PROBLEM REQUIREMENTS: Where a line contains the word "legend", copy that line.

THE INPUT:
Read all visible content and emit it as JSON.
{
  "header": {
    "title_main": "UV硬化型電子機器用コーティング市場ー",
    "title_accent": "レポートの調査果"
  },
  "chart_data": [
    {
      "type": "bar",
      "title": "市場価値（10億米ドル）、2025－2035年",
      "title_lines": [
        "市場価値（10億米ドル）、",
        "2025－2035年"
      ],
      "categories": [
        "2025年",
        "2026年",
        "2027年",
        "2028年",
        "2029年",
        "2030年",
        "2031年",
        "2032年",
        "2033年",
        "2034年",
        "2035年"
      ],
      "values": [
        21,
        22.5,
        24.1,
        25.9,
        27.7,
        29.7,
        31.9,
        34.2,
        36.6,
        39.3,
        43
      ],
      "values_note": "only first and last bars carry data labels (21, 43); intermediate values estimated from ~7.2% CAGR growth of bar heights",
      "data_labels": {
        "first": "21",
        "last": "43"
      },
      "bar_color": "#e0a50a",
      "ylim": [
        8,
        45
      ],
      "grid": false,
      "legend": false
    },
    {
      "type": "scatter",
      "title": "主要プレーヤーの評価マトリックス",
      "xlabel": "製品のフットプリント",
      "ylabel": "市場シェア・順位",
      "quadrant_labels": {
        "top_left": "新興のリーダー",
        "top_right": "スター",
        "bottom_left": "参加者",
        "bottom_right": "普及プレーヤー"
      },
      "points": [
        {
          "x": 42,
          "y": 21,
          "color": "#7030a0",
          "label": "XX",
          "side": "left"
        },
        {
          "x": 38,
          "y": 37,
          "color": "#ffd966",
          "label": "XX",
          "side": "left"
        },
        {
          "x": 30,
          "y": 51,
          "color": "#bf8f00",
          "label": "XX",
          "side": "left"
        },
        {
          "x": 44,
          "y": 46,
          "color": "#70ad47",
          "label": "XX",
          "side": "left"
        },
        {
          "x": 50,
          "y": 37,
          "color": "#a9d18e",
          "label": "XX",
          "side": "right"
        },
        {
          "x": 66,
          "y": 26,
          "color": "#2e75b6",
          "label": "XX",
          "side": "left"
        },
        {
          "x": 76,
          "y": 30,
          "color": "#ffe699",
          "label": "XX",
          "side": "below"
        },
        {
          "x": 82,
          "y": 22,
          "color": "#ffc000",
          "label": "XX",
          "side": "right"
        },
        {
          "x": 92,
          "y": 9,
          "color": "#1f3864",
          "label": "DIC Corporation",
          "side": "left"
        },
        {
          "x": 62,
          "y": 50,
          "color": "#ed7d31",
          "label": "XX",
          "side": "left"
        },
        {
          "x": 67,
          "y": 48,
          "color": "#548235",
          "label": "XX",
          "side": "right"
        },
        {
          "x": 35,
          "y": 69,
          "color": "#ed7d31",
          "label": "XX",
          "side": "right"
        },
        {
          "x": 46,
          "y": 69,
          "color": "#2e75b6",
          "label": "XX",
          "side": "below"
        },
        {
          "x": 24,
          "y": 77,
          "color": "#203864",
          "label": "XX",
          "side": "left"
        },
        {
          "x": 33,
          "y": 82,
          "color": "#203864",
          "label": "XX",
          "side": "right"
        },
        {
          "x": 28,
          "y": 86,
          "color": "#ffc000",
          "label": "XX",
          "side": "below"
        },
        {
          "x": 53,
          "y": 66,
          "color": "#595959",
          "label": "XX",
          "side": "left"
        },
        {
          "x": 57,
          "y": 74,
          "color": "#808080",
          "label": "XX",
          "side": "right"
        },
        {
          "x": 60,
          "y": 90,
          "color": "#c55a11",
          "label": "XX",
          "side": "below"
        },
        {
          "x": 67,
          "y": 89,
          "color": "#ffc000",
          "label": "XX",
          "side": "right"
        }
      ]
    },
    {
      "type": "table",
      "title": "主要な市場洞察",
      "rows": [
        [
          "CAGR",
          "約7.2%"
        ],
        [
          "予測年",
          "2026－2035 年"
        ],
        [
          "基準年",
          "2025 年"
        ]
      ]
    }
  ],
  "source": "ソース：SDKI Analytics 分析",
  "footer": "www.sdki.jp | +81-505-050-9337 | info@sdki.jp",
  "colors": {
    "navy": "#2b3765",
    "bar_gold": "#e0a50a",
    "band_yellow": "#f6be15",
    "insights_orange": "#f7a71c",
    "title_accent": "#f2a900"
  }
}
---
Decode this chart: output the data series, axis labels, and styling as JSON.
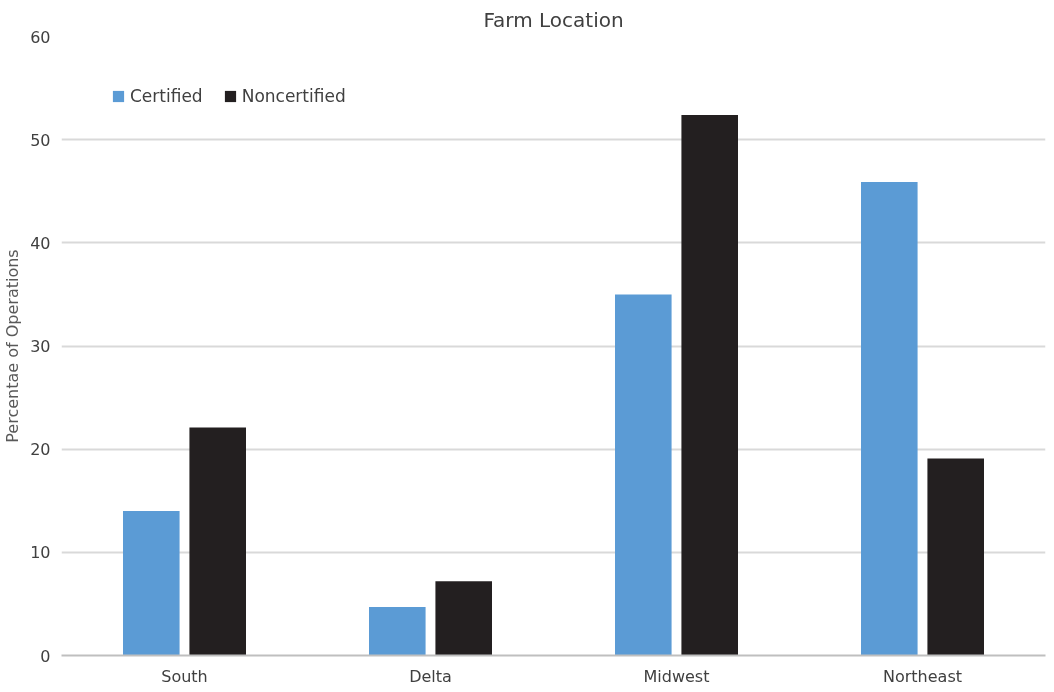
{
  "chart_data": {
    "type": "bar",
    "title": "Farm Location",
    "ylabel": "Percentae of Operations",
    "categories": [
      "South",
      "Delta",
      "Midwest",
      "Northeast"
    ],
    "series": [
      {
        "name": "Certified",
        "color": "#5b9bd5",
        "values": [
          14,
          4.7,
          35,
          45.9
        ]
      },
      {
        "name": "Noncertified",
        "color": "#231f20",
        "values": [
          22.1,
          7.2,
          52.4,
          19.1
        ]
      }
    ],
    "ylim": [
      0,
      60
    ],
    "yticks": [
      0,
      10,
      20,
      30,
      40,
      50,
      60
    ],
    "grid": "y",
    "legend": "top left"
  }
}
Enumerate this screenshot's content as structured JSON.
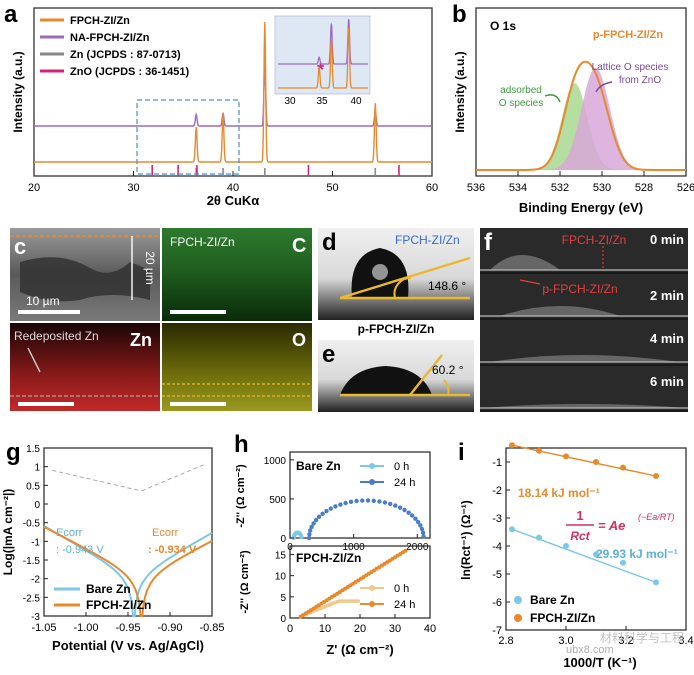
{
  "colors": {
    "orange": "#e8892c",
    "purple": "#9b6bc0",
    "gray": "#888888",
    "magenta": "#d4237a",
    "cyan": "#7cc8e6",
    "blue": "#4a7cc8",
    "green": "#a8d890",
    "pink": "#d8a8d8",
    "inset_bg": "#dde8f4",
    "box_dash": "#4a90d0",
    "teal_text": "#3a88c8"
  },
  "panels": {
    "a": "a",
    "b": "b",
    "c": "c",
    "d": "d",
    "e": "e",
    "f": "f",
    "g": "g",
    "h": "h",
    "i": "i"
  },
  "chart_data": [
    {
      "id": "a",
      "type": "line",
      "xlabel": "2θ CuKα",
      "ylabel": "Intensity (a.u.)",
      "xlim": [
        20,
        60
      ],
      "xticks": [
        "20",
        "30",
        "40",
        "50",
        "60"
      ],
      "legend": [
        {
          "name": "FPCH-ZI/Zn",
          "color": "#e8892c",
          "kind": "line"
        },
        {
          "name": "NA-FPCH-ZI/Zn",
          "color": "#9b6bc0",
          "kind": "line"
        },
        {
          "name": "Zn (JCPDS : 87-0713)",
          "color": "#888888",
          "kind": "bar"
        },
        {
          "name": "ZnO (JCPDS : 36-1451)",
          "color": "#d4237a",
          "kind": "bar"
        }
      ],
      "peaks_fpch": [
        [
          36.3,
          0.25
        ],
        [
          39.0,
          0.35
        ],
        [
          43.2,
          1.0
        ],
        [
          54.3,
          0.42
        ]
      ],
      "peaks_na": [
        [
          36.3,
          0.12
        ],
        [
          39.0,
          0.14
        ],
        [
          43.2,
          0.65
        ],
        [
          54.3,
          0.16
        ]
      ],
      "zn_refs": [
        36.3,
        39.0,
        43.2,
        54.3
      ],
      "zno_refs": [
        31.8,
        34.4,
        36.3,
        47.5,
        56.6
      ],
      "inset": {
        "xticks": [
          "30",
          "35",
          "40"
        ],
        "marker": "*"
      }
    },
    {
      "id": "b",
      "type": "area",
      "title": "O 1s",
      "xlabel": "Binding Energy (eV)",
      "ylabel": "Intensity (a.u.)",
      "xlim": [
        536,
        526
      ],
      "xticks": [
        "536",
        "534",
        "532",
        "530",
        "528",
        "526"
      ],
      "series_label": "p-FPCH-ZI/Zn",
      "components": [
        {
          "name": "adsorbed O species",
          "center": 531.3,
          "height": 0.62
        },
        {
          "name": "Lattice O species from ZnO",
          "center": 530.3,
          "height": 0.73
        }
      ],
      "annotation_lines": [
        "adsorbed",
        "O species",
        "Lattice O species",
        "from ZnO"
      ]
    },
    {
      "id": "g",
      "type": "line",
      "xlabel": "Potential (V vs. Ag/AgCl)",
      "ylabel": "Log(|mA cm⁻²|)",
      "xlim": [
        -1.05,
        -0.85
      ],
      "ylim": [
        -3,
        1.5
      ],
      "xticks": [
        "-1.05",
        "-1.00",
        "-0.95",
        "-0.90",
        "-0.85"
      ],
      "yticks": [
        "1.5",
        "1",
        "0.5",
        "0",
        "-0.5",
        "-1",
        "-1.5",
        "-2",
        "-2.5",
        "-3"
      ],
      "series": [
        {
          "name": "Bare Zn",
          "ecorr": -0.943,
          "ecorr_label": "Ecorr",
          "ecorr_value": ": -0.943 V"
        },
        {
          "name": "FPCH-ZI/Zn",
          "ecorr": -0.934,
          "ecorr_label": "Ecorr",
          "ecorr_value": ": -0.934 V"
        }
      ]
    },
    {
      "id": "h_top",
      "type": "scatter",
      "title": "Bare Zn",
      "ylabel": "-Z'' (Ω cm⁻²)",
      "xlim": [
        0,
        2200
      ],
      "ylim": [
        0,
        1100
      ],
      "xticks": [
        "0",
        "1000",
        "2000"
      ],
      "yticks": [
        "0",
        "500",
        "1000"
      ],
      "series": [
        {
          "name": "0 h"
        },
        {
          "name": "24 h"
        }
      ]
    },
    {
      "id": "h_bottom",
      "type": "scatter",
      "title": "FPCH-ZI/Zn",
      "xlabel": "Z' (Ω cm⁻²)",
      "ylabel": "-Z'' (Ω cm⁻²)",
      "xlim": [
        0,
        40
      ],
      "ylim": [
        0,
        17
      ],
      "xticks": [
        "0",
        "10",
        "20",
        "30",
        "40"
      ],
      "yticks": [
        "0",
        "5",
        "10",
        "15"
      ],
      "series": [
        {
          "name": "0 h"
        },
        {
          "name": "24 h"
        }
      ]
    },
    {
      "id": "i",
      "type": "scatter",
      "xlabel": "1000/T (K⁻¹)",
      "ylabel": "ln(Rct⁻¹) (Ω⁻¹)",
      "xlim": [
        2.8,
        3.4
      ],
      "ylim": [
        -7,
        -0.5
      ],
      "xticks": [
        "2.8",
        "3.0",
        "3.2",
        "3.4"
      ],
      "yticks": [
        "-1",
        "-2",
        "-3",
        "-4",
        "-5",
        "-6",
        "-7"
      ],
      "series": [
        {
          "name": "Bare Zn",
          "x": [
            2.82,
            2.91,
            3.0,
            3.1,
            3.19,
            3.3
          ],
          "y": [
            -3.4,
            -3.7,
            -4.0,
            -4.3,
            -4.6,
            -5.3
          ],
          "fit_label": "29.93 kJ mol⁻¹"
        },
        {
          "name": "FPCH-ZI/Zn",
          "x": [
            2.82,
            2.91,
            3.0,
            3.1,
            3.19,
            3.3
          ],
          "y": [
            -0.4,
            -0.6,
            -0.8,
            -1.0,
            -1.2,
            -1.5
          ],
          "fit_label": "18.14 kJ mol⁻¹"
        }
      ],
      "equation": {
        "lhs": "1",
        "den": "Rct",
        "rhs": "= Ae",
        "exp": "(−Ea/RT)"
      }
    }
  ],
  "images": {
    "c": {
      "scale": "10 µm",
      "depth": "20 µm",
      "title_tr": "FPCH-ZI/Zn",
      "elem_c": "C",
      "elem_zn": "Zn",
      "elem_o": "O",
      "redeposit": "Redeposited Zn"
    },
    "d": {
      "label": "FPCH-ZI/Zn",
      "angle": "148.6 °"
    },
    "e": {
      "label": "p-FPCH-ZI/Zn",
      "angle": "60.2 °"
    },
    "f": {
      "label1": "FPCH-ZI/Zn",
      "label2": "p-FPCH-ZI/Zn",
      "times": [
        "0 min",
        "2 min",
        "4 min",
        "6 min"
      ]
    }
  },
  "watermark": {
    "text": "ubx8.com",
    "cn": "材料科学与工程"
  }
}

THE RESULT:
      "legend": false
    "legend": "top left"
      "legend": [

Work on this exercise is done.